- **Exercise brief**:
Every line below that contains "prix" is to be copied.

- **Input records**:
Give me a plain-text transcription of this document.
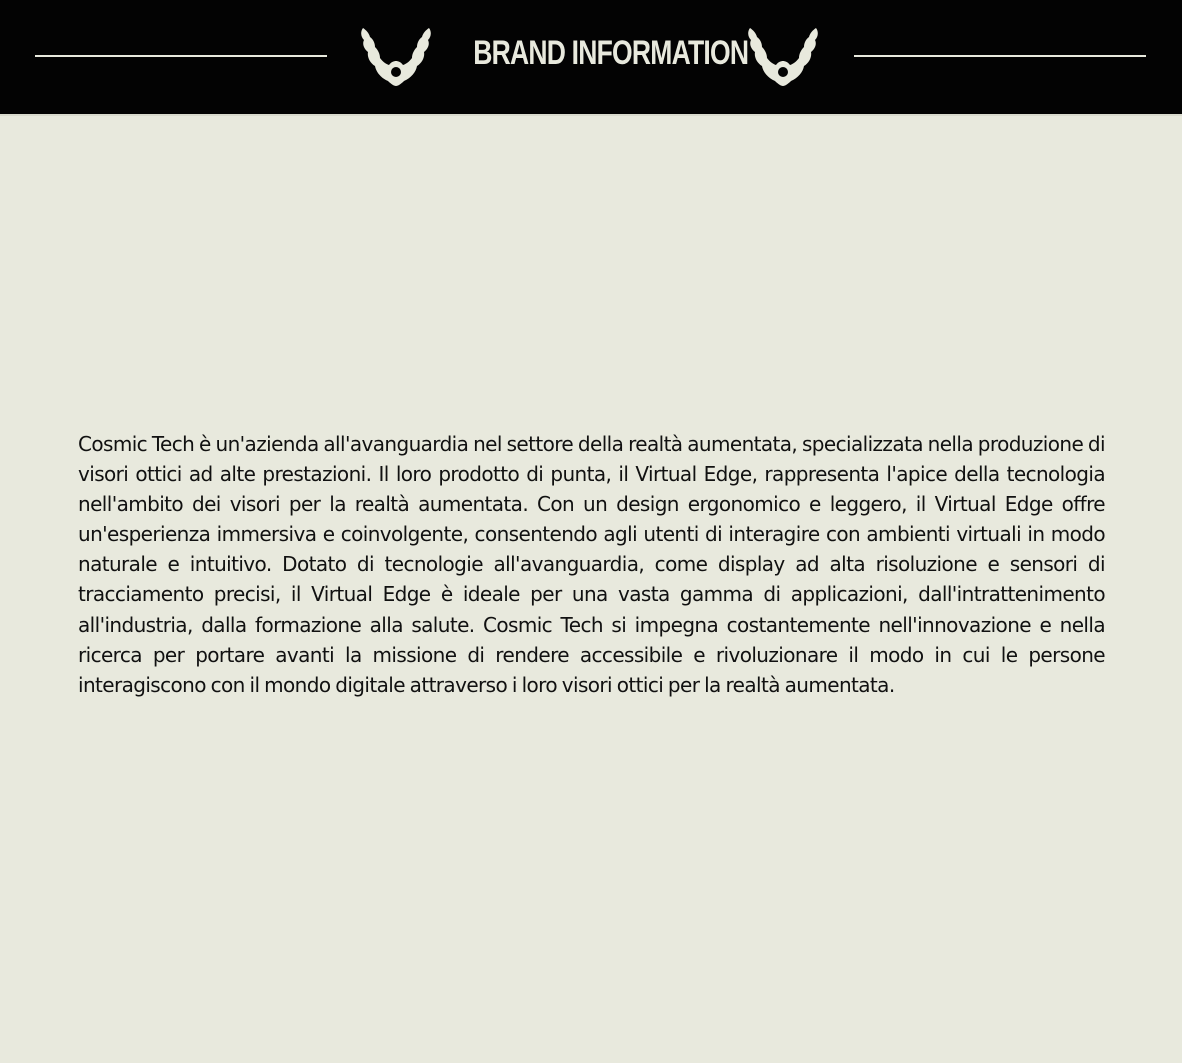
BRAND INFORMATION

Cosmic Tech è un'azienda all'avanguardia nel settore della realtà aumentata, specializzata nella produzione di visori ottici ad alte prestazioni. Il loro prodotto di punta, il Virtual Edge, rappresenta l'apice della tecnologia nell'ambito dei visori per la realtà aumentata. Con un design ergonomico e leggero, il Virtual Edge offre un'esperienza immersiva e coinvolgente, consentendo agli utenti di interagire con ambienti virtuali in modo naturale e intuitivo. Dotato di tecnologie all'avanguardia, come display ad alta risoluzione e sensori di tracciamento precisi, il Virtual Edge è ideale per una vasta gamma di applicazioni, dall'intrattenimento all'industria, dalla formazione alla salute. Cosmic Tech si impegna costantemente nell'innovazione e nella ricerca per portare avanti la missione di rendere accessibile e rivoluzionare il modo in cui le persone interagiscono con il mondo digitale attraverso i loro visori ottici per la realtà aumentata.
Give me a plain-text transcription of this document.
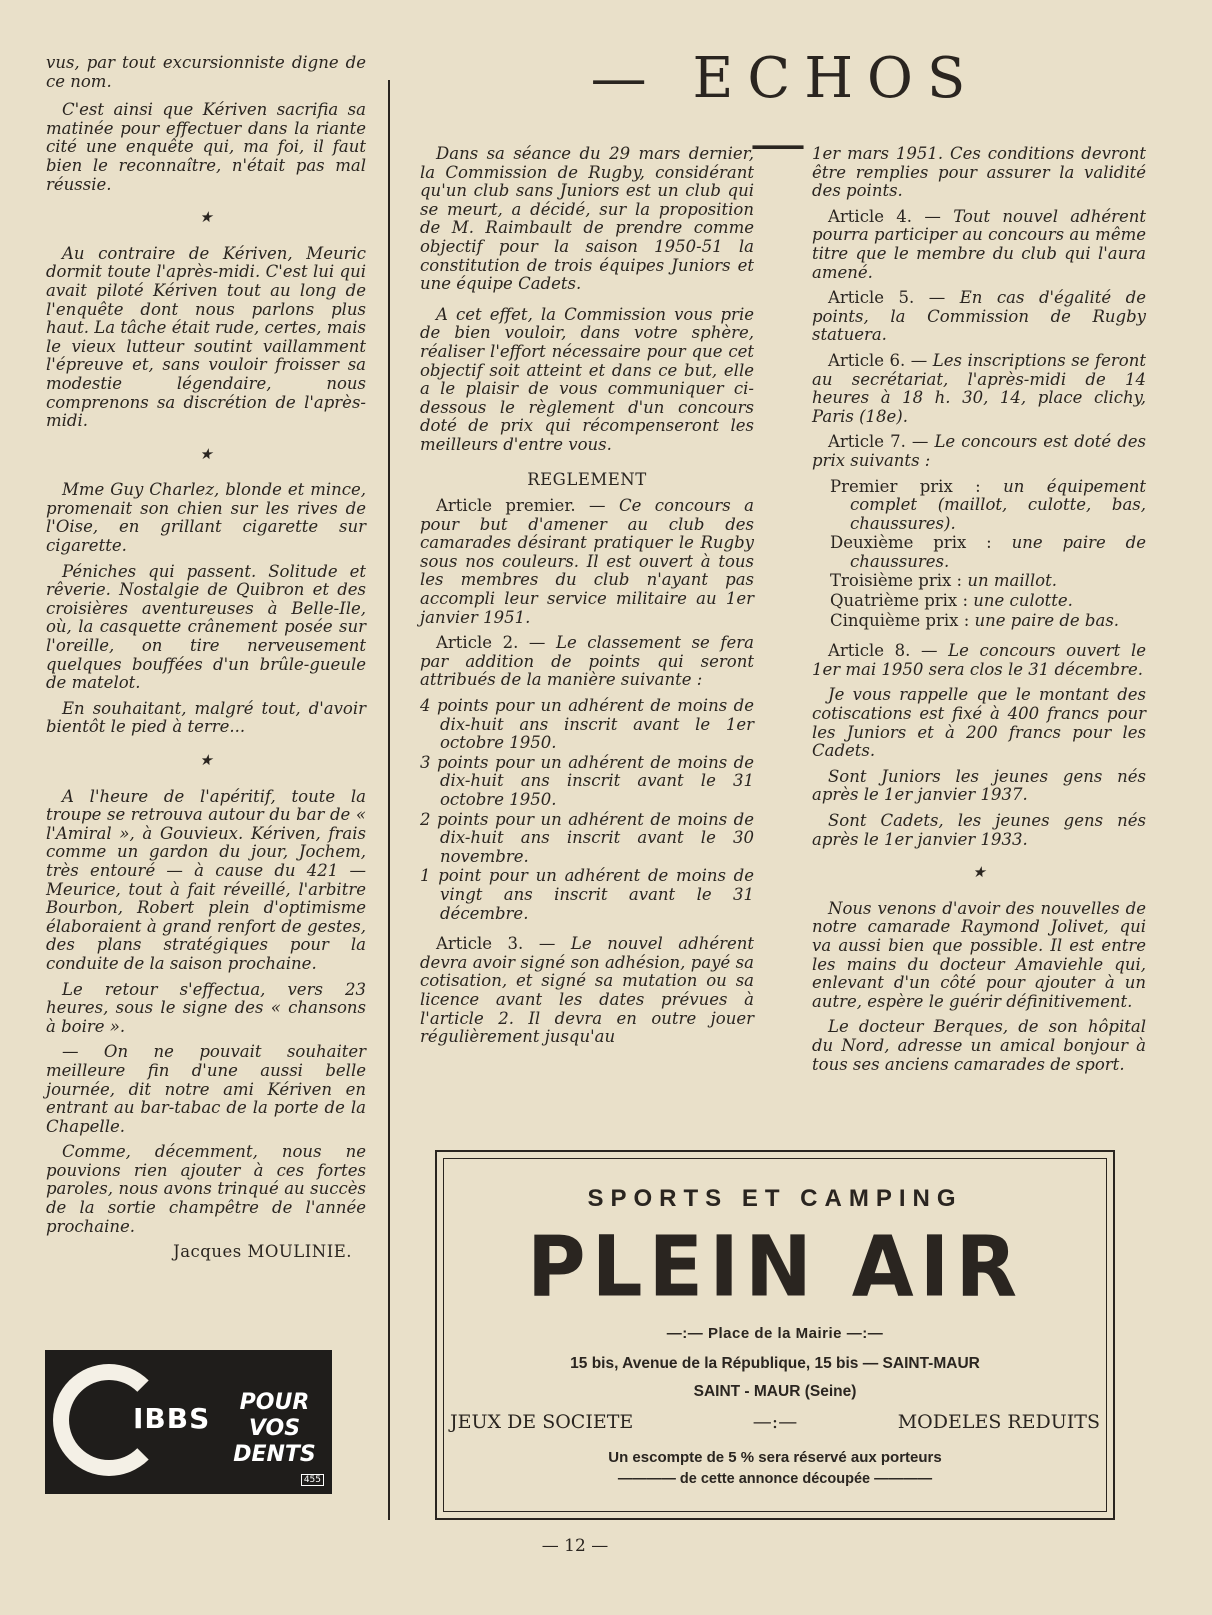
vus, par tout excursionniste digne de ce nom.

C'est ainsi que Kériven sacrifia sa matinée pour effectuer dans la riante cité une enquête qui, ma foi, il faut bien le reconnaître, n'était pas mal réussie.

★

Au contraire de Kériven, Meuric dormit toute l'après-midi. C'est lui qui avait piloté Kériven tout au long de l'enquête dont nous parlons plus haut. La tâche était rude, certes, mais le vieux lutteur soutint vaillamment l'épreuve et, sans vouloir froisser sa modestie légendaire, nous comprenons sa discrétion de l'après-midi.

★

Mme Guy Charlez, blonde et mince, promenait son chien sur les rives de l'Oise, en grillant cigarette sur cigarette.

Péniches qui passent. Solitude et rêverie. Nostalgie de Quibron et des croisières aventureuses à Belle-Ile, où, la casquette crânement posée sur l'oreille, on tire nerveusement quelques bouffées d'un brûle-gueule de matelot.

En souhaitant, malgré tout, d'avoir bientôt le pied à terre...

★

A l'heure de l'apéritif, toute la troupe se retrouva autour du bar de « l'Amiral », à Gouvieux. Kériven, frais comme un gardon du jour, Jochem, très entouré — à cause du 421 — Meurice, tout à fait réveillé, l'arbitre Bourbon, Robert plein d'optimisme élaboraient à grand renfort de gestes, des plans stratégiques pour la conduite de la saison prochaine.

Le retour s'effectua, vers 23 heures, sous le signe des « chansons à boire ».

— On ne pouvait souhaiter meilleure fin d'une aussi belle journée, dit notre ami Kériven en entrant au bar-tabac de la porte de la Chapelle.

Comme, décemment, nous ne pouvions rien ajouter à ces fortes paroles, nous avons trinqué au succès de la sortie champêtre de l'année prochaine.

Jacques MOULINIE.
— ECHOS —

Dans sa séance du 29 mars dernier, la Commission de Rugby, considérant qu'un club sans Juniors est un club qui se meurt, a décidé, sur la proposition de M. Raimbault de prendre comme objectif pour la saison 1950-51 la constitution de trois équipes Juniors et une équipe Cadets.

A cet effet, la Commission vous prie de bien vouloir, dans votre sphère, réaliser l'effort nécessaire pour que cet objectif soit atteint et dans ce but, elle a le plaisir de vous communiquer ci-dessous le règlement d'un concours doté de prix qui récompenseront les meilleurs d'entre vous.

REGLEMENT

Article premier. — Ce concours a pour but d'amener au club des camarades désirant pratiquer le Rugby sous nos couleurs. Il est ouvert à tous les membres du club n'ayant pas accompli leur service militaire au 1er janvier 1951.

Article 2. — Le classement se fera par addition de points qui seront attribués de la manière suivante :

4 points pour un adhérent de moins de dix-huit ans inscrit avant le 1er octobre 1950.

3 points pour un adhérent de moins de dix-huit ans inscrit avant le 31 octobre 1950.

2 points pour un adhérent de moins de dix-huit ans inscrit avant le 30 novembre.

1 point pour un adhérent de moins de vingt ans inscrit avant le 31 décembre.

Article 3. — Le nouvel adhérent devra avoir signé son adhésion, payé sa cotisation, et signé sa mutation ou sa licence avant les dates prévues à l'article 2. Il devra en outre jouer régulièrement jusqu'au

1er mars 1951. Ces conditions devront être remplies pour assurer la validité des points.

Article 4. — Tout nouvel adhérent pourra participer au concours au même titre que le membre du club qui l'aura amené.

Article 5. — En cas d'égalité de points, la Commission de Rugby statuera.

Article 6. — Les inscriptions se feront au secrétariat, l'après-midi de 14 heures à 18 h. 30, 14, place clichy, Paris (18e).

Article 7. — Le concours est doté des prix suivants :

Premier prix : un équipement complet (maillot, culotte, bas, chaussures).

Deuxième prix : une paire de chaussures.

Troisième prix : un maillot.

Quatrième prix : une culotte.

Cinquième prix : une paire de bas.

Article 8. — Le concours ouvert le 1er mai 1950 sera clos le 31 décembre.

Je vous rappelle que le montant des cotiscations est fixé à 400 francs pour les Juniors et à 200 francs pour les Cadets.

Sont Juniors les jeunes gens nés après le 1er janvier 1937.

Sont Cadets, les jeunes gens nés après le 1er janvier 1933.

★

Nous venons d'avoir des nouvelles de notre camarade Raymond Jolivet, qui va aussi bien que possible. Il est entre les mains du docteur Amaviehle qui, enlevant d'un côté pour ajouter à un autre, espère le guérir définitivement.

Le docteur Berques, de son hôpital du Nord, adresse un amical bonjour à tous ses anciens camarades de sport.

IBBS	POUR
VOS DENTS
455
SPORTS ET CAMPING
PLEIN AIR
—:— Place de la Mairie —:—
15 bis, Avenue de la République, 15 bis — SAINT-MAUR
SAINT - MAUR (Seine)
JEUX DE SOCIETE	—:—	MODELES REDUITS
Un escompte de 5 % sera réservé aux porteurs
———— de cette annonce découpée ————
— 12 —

--

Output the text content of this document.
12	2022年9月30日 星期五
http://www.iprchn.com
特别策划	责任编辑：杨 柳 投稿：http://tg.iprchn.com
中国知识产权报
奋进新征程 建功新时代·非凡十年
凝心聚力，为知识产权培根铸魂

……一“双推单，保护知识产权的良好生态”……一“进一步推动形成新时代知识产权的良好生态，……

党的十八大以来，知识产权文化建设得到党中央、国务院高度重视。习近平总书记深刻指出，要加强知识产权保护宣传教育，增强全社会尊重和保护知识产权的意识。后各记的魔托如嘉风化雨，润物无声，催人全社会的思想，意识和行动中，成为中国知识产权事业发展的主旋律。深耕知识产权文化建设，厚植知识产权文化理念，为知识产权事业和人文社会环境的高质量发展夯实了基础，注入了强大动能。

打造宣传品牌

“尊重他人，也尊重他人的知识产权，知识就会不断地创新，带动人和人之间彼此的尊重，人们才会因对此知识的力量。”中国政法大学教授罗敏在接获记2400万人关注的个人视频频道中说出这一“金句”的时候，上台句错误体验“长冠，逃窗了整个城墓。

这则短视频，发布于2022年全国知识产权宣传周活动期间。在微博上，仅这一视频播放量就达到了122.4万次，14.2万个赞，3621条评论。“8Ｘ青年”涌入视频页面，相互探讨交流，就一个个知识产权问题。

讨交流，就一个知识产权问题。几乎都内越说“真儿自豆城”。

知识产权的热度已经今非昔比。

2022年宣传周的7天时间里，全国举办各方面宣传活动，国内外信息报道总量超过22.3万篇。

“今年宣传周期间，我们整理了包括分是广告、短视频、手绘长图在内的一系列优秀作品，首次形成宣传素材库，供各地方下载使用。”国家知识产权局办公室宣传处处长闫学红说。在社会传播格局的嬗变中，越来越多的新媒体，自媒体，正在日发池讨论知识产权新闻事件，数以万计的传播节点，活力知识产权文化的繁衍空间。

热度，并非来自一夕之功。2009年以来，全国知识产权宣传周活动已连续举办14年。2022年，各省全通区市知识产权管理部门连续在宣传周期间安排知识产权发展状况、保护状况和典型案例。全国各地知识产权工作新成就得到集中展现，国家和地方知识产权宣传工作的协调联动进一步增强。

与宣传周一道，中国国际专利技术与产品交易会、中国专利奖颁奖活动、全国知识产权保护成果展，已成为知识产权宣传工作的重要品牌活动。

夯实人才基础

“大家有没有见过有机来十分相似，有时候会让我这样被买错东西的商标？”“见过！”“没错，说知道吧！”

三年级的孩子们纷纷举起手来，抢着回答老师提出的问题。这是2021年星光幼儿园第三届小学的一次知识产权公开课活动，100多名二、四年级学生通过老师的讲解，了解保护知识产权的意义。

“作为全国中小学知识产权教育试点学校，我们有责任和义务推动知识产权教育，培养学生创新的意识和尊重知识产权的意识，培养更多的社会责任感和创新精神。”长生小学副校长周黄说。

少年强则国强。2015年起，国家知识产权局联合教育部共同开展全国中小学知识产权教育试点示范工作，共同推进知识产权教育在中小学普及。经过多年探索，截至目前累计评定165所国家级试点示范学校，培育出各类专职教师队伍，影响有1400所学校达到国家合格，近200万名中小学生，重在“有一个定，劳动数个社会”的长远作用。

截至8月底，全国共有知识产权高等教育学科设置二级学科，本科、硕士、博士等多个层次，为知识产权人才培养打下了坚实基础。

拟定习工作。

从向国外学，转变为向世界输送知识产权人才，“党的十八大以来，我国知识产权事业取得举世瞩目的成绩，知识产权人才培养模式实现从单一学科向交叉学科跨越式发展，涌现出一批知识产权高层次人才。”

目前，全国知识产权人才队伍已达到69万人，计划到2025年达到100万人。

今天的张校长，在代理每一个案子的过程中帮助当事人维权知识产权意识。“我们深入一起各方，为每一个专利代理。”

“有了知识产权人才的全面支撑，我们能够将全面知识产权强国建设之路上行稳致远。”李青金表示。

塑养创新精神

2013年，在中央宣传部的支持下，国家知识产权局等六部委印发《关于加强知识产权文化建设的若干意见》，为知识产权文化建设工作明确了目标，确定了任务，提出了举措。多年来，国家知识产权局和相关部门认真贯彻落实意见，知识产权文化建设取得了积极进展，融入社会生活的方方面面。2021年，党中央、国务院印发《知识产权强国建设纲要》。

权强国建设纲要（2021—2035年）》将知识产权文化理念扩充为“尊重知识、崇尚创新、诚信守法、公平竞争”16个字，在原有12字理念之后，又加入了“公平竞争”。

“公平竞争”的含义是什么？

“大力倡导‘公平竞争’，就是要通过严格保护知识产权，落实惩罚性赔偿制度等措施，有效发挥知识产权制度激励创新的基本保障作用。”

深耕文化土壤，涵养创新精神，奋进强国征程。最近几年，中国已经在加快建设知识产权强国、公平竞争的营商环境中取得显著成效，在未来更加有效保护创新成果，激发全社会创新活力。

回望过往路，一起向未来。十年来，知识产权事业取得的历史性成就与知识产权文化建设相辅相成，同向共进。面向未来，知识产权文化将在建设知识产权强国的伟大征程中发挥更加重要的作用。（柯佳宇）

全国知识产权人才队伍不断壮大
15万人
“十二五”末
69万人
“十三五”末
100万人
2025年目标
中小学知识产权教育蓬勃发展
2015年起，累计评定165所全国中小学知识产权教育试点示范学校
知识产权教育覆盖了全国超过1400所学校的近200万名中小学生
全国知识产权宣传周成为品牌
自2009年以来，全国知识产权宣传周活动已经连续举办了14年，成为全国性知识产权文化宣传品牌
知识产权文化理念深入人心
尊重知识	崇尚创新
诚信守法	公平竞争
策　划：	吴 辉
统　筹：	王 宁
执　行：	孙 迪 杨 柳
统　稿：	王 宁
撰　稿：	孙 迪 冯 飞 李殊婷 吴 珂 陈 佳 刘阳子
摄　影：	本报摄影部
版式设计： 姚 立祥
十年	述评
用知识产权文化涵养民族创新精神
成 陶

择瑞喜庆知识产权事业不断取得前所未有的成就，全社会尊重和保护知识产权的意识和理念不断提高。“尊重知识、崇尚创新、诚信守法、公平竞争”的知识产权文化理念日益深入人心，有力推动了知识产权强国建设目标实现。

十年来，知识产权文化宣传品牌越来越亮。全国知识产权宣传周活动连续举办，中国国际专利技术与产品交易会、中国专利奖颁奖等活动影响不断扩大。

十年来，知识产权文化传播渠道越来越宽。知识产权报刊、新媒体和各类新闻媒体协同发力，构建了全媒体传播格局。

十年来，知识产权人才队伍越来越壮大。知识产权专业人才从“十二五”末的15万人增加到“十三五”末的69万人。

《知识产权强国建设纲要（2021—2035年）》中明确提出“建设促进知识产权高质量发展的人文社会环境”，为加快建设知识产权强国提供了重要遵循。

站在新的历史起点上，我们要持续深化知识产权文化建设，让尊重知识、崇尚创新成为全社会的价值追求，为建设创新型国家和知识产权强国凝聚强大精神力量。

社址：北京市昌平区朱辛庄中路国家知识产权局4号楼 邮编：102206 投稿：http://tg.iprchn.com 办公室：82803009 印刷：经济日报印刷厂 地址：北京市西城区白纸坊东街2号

- **Solved problem**:
A cet effet, la Commission vous prie de bien vouloir, dans votre sphère, réaliser l'effort nécessaire pour que cet objectif soit atteint et dans ce but, elle a le plaisir de vous communiquer ci-dessous le règlement d'un concours doté de prix qui récompenseront les meilleurs d'entre vous.
Article 7. — Le concours est doté des prix suivants :
Premier prix : un équipement complet (maillot, culotte, bas, chaussures).
Deuxième prix : une paire de chaussures.
Troisième prix : un maillot.
Quatrième prix : une culotte.
Cinquième prix : une paire de bas.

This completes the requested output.